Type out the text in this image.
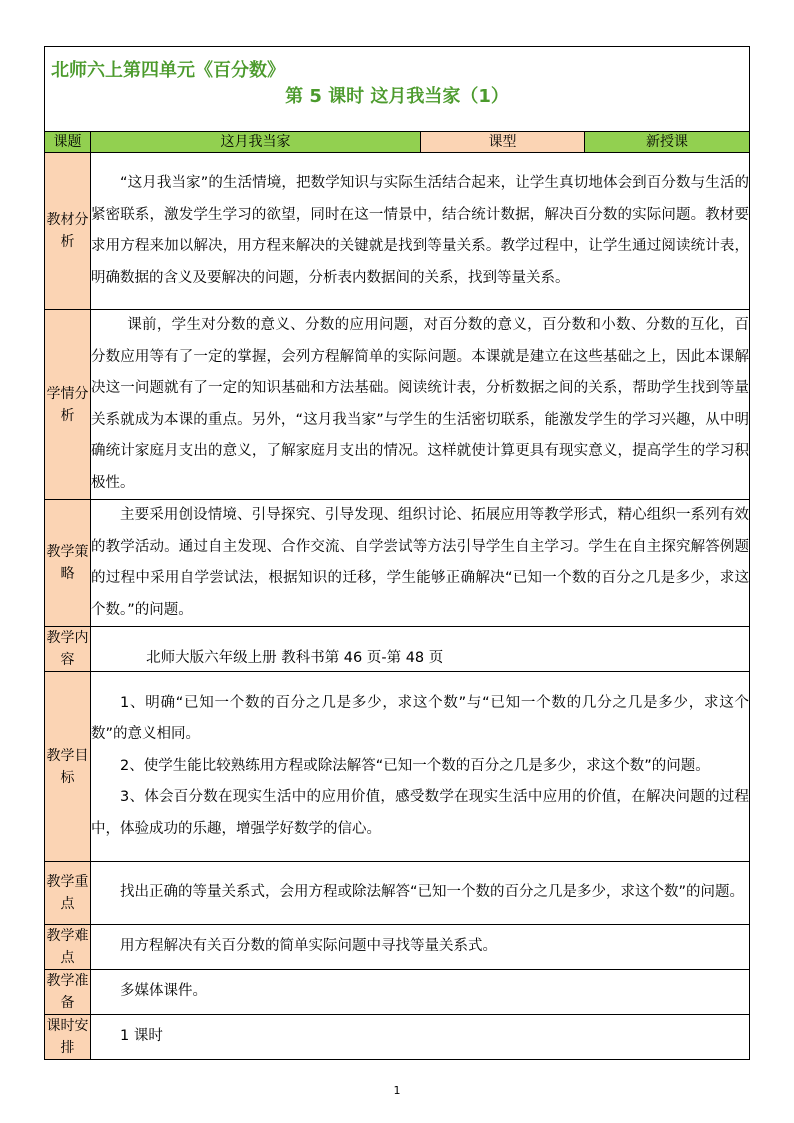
北师六上第四单元《百分数》
第 5 课时 这月我当家（1）			

课题	这月我当家	课型	新授课
教材分析	“这月我当家”的生活情境，把数学知识与实际生活结合起来，让学生真切地体会到百分数与生活的紧密联系，激发学生学习的欲望，同时在这一情景中，结合统计数据，解决百分数的实际问题。教材要求用方程来加以解决，用方程来解决的关键就是找到等量关系。教学过程中，让学生通过阅读统计表，明确数据的含义及要解决的问题，分析表内数据间的关系，找到等量关系。		

学情分析	课前，学生对分数的意义、分数的应用问题，对百分数的意义，百分数和小数、分数的互化，百分数应用等有了一定的掌握，会列方程解简单的实际问题。本课就是建立在这些基础之上，因此本课解决这一问题就有了一定的知识基础和方法基础。阅读统计表，分析数据之间的关系，帮助学生找到等量关系就成为本课的重点。另外，“这月我当家”与学生的生活密切联系，能激发学生的学习兴趣，从中明确统计家庭月支出的意义，了解家庭月支出的情况。这样就使计算更具有现实意义，提高学生的学习积极性。		

教学策略	主要采用创设情境、引导探究、引导发现、组织讨论、拓展应用等教学形式，精心组织一系列有效的教学活动。通过自主发现、合作交流、自学尝试等方法引导学生自主学习。学生在自主探究解答例题的过程中采用自学尝试法，根据知识的迁移，学生能够正确解决“已知一个数的百分之几是多少，求这个数。”的问题。		

教学内容	北师大版六年级上册 教科书第 46 页-第 48 页		

教学目标	1、明确“已知一个数的百分之几是多少，求这个数”与“已知一个数的几分之几是多少，求这个数”的意义相同。

2、使学生能比较熟练用方程或除法解答“已知一个数的百分之几是多少，求这个数”的问题。

3、体会百分数在现实生活中的应用价值，感受数学在现实生活中应用的价值，在解决问题的过程中，体验成功的乐趣，增强学好数学的信心。		

教学重点	找出正确的等量关系式，会用方程或除法解答“已知一个数的百分之几是多少，求这个数”的问题。		

教学难点	用方程解决有关百分数的简单实际问题中寻找等量关系式。		

教学准备	多媒体课件。		

课时安排	1 课时		

1
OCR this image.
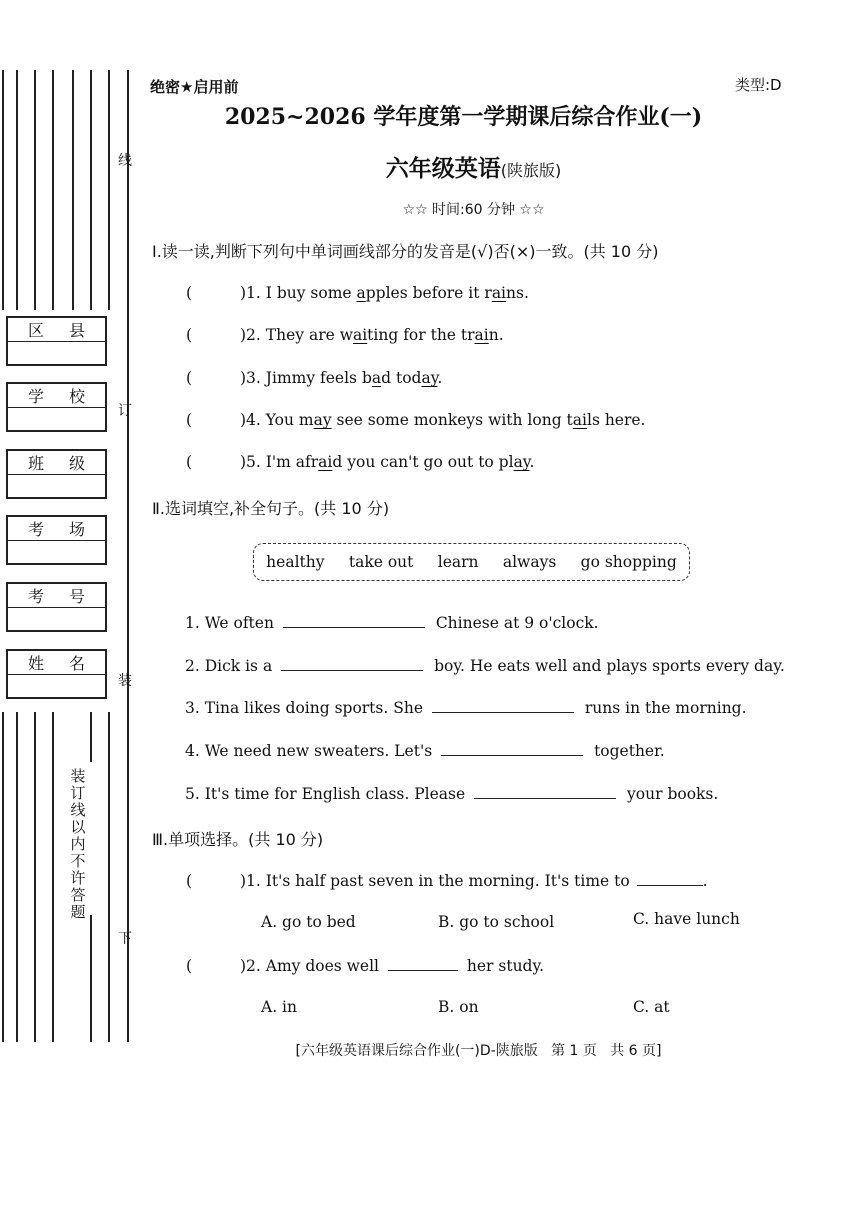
区 县
学 校
班 级
考 场
考 号
姓 名
线
订
装
下
装订线以内不许答题
绝密★启用前	类型:D
2025~2026 学年度第一学期课后综合作业(一)
六年级英语(陕旅版)
☆☆ 时间:60 分钟 ☆☆
Ⅰ.读一读,判断下列句中单词画线部分的发音是(√)否(×)一致。(共 10 分)
(	)1. I buy some apples before it rains.
(	)2. They are waiting for the train.
(	)3. Jimmy feels bad today.
(	)4. You may see some monkeys with long tails here.
(	)5. I'm afraid you can't go out to play.
Ⅱ.选词填空,补全句子。(共 10 分)
healthy take out learn always go shopping
1. We often	Chinese at 9 o'clock.
2. Dick is a	boy. He eats well and plays sports every day.
3. Tina likes doing sports. She	runs in the morning.
4. We need new sweaters. Let's	together.
5. It's time for English class. Please	your books.
Ⅲ.单项选择。(共 10 分)
(	)1. It's half past seven in the morning. It's time to	.
A. go to bed	B. go to school	C. have lunch
(	)2. Amy does well	her study.
A. in	B. on	C. at
[六年级英语课后综合作业(一)D-陕旅版   第 1 页   共 6 页]
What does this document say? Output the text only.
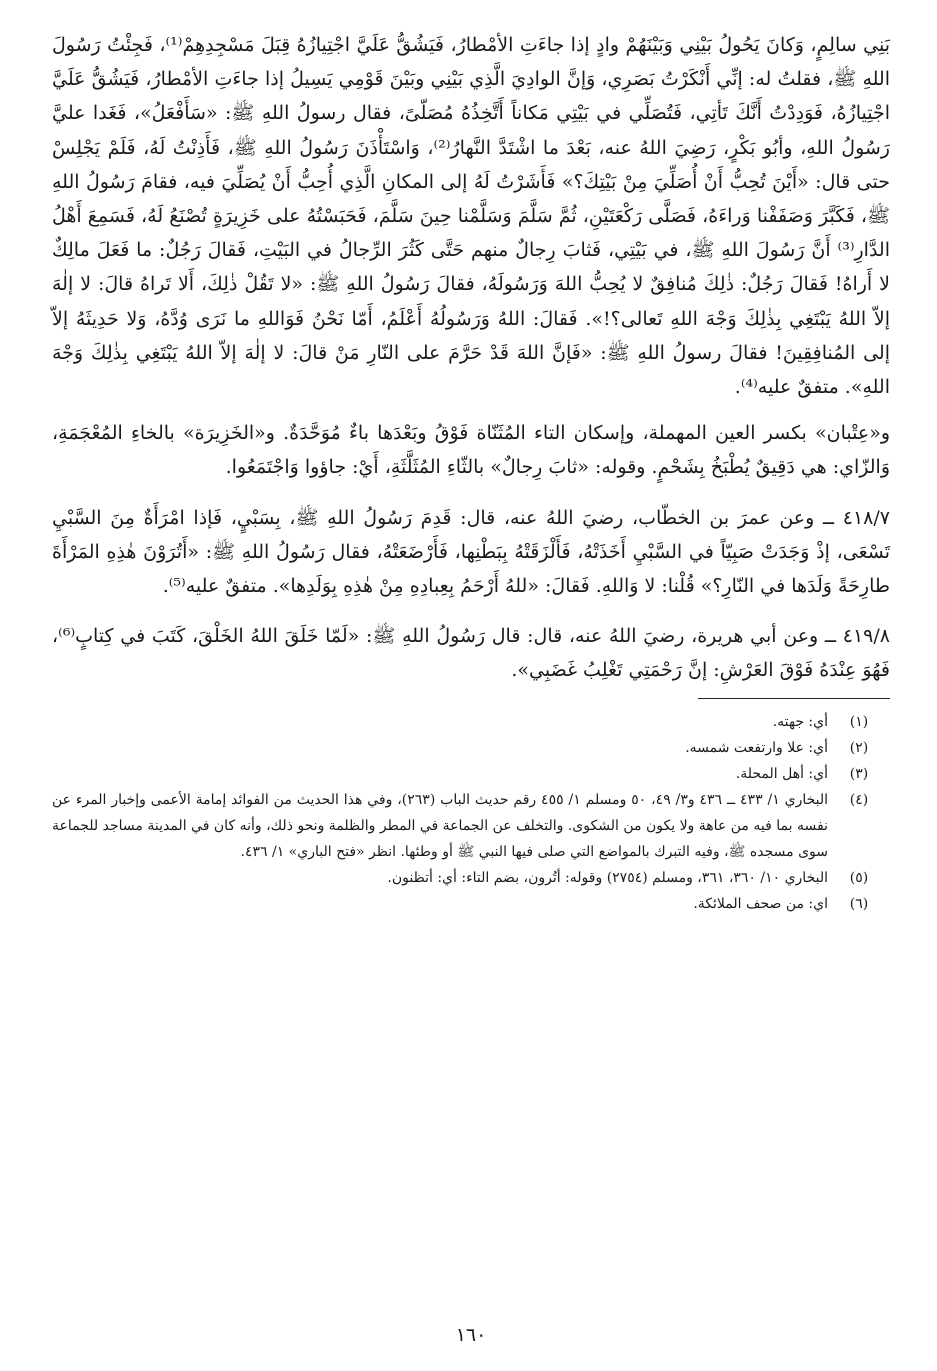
بَنِي سالِمٍ، وَكانَ يَحُولُ بَيْنِي وَبَيْنَهُمْ وادٍ إذا جاءَتِ الأمْطارُ، فَيَشُقُّ عَلَيَّ اجْتِيازُهُ قِبَلَ مَسْجِدِهِمْ⁽¹⁾، فَجِئْتُ رَسُولَ اللهِ ﷺ، فقلتُ له: إنِّي أَنْكَرْتُ بَصَرِي، وَإنَّ الوادِيَ الَّذِي بَيْنِي وبَيْنَ قَوْمِي يَسِيلُ إذا جاءَتِ الأمْطارُ، فَيَشُقُّ عَلَيَّ اجْتِيازُهُ، فَوَدِدْتُ أَنَّكَ تَأتِي، فَتُصَلِّي في بَيْتِي مَكاناً أَتَّخِذُهُ مُصَلّىً، فقال رسولُ اللهِ ﷺ: «سَأَفْعَلُ»، فَغَدا عليَّ رَسُولُ اللهِ، وأبُو بَكْرٍ، رَضِيَ اللهُ عنه، بَعْدَ ما اشْتَدَّ النَّهارُ⁽²⁾، وَاسْتَأْذَنَ رَسُولُ اللهِ ﷺ، فَأَذِنْتُ لَهُ، فَلَمْ يَجْلِسْ حتى قال: «أَيْنَ تُحِبُّ أَنْ أُصَلِّيَ مِنْ بَيْتِكَ؟» فَأَشَرْتُ لَهُ إلى المكانِ الَّذِي أُحِبُّ أَنْ يُصَلِّيَ فيه، فقامَ رَسُولُ اللهِ ﷺ، فَكَبَّرَ وَصَفَفْنا وَراءَهُ، فَصَلَّى رَكْعَتَيْنِ، ثُمَّ سَلَّمَ وَسَلَّمْنا حِينَ سَلَّمَ، فَحَبَسْتُهُ على خَزِيرَةٍ تُصْنَعُ لَهُ، فَسَمِعَ أَهْلُ الدَّارِ⁽³⁾ أَنَّ رَسُولَ اللهِ ﷺ، في بَيْتِي، فَثابَ رِجالٌ منهم حَتَّى كَثُرَ الرِّجالُ في البَيْتِ، فَقالَ رَجُلٌ: ما فَعَلَ مالِكٌ لا أَراهُ! فَقالَ رَجُلٌ: ذٰلِكَ مُنافِقٌ لا يُحِبُّ اللهَ وَرَسُولَهُ، فقالَ رَسُولُ اللهِ ﷺ: «لا تَقُلْ ذٰلِكَ، أَلا تَراهُ قالَ: لا إلٰهَ إلاّ اللهُ يَبْتَغِي بِذٰلِكَ وَجْهَ اللهِ تَعالى؟!». فَقالَ: اللهُ وَرَسُولُهُ أَعْلَمُ، أَمّا نَحْنُ فَوَاللهِ ما نَرَى وُدَّهُ، وَلا حَدِيثَهُ إلاّ إلى المُنافِقِينَ! فقالَ رسولُ اللهِ ﷺ: «فَإنَّ اللهَ قَدْ حَرَّمَ على النّارِ مَنْ قالَ: لا إلٰهَ إلاّ اللهُ يَبْتَغِي بِذٰلِكَ وَجْهَ اللهِ». متفقٌ عليه⁽⁴⁾.

و«عِتْبان» بكسر العين المهملة، وإسكان التاء المُثَنّاة فَوْقُ وبَعْدَها باءٌ مُوَحَّدَةٌ. و«الخَزِيرَة» بالخاءِ المُعْجَمَةِ، وَالزّاي: هي دَقِيقٌ يُطْبَخُ بِشَحْمٍ. وقوله: «ثابَ رِجالٌ» بالثّاءِ المُثَلَّثَةِ، أَيْ: جاؤوا وَاجْتَمَعُوا.

٤١٨/٧ ــ وعن عمرَ بن الخطّاب، رضيَ اللهُ عنه، قال: قَدِمَ رَسُولُ اللهِ ﷺ، بِسَبْيٍ، فَإذا امْرَأَةٌ مِنَ السَّبْيِ تَسْعَى، إذْ وَجَدَتْ صَبِيّاً في السَّبْيِ أَخَذَتْهُ، فَأَلْزَقَتْهُ بِبَطْنِها، فَأَرْضَعَتْهُ، فقال رَسُولُ اللهِ ﷺ: «أَتُرَوْنَ هٰذِهِ المَرْأَةَ طارِحَةً وَلَدَها في النّارِ؟» قُلْنا: لا وَاللهِ. فَقالَ: «للهُ أَرْحَمُ بِعِبادِهِ مِنْ هٰذِهِ بِوَلَدِها». متفقٌ عليه⁽⁵⁾.

٤١٩/٨ ــ وعن أبي هريرة، رضيَ اللهُ عنه، قال: قال رَسُولُ اللهِ ﷺ: «لَمّا خَلَقَ اللهُ الخَلْقَ، كَتَبَ في كِتابٍ⁽⁶⁾، فَهُوَ عِنْدَهُ فَوْقَ العَرْشِ: إنَّ رَحْمَتِي تَغْلِبُ غَضَبِي».

(١)
أي: جهته.
(٢)
أي: علا وارتفعت شمسه.
(٣)
أي: أهل المحلة.
(٤)
البخاري ١/ ٤٣٣ ــ ٤٣٦ و٣/ ٤٩، ٥٠ ومسلم ١/ ٤٥٥ رقم حديث الباب (٢٦٣)، وفي هذا الحديث من الفوائد إمامة الأعمى وإخبار المرء عن نفسه بما فيه من عاهة ولا يكون من الشكوى. والتخلف عن الجماعة في المطر والظلمة ونحو ذلك، وأنه كان في المدينة مساجد للجماعة سوى مسجده ﷺ، وفيه التبرك بالمواضع التي صلى فيها النبي ﷺ أو وطئها. انظر «فتح الباري» ١/ ٤٣٦.
(٥)
البخاري ١٠/ ٣٦٠، ٣٦١، ومسلم (٢٧٥٤) وقوله: أتُرون، بضم التاء: أي: أتظنون.
(٦)
اي: من صحف الملائكة.
١٦٠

+++

- Requirement
Reproduce every line of the listing above in which the string "已知一个数的百分之几是多少" appears.

- Completed task
教学策略	主要采用创设情境、引导探究、引导发现、组织讨论、拓展应用等教学形式，精心组织一系列有效的教学活动。通过自主发现、合作交流、自学尝试等方法引导学生自主学习。学生在自主探究解答例题的过程中采用自学尝试法，根据知识的迁移，学生能够正确解决“已知一个数的百分之几是多少，求这个数。”的问题。		
教学目标	1、明确“已知一个数的百分之几是多少，求这个数”与“已知一个数的几分之几是多少，求这个数”的意义相同。
2、使学生能比较熟练用方程或除法解答“已知一个数的百分之几是多少，求这个数”的问题。
教学重点	找出正确的等量关系式，会用方程或除法解答“已知一个数的百分之几是多少，求这个数”的问题。		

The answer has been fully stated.